*** Data for this exercise

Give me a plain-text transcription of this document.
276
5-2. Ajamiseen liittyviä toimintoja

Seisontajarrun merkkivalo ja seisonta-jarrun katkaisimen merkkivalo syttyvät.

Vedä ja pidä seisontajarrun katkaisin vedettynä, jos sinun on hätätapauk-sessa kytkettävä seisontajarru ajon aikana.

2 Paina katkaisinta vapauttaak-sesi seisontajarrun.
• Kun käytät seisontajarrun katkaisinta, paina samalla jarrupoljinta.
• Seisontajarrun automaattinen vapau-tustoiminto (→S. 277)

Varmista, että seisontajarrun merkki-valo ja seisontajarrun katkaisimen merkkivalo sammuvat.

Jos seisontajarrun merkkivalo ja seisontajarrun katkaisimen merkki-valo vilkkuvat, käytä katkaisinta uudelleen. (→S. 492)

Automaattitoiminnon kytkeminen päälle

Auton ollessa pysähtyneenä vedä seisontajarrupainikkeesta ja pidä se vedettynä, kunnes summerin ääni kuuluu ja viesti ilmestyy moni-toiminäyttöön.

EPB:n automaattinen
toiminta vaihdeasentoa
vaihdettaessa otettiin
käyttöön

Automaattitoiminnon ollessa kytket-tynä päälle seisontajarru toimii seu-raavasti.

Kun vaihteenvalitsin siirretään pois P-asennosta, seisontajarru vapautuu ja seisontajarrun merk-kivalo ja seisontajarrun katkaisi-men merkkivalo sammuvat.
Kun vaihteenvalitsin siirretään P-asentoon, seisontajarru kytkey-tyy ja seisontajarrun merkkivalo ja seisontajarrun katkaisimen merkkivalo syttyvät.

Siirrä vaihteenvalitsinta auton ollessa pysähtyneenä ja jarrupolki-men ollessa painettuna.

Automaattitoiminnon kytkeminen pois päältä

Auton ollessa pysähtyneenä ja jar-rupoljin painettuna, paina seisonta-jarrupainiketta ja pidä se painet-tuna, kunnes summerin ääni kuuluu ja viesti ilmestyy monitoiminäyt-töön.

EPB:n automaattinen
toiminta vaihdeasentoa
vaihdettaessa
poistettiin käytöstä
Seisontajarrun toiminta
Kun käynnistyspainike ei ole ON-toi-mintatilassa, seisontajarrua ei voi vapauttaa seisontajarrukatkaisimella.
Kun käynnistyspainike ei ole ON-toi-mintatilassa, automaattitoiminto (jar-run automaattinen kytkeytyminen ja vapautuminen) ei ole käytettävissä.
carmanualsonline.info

******

§ Exercise requirements
Repeat every record, keeping each word and mark exactly as it is.

§ Correct result
Give me a plain-text transcription of this document.
276
5-2. Ajamiseen liittyviä toimintoja

Seisontajarrun merkkivalo ja seisonta-jarrun katkaisimen merkkivalo syttyvät.

Vedä ja pidä seisontajarrun katkaisin vedettynä, jos sinun on hätätapauk-sessa kytkettävä seisontajarru ajon aikana.

2 Paina katkaisinta vapauttaak-sesi seisontajarrun.
• Kun käytät seisontajarrun katkaisinta, paina samalla jarrupoljinta.
• Seisontajarrun automaattinen vapau-tustoiminto (→S. 277)

Varmista, että seisontajarrun merkki-valo ja seisontajarrun katkaisimen merkkivalo sammuvat.

Jos seisontajarrun merkkivalo ja seisontajarrun katkaisimen merkki-valo vilkkuvat, käytä katkaisinta uudelleen. (→S. 492)

Automaattitoiminnon kytkeminen päälle

Auton ollessa pysähtyneenä vedä seisontajarrupainikkeesta ja pidä se vedettynä, kunnes summerin ääni kuuluu ja viesti ilmestyy moni-toiminäyttöön.

EPB:n automaattinen
toiminta vaihdeasentoa
vaihdettaessa otettiin
käyttöön

Automaattitoiminnon ollessa kytket-tynä päälle seisontajarru toimii seu-raavasti.

Kun vaihteenvalitsin siirretään pois P-asennosta, seisontajarru vapautuu ja seisontajarrun merk-kivalo ja seisontajarrun katkaisi-men merkkivalo sammuvat.
Kun vaihteenvalitsin siirretään P-asentoon, seisontajarru kytkey-tyy ja seisontajarrun merkkivalo ja seisontajarrun katkaisimen merkkivalo syttyvät.

Siirrä vaihteenvalitsinta auton ollessa pysähtyneenä ja jarrupolki-men ollessa painettuna.

Automaattitoiminnon kytkeminen pois päältä

Auton ollessa pysähtyneenä ja jar-rupoljin painettuna, paina seisonta-jarrupainiketta ja pidä se painet-tuna, kunnes summerin ääni kuuluu ja viesti ilmestyy monitoiminäyt-töön.

EPB:n automaattinen
toiminta vaihdeasentoa
vaihdettaessa
poistettiin käytöstä
Seisontajarrun toiminta
Kun käynnistyspainike ei ole ON-toi-mintatilassa, seisontajarrua ei voi vapauttaa seisontajarrukatkaisimella.
Kun käynnistyspainike ei ole ON-toi-mintatilassa, automaattitoiminto (jar-run automaattinen kytkeytyminen ja vapautuminen) ei ole käytettävissä.
carmanualsonline.info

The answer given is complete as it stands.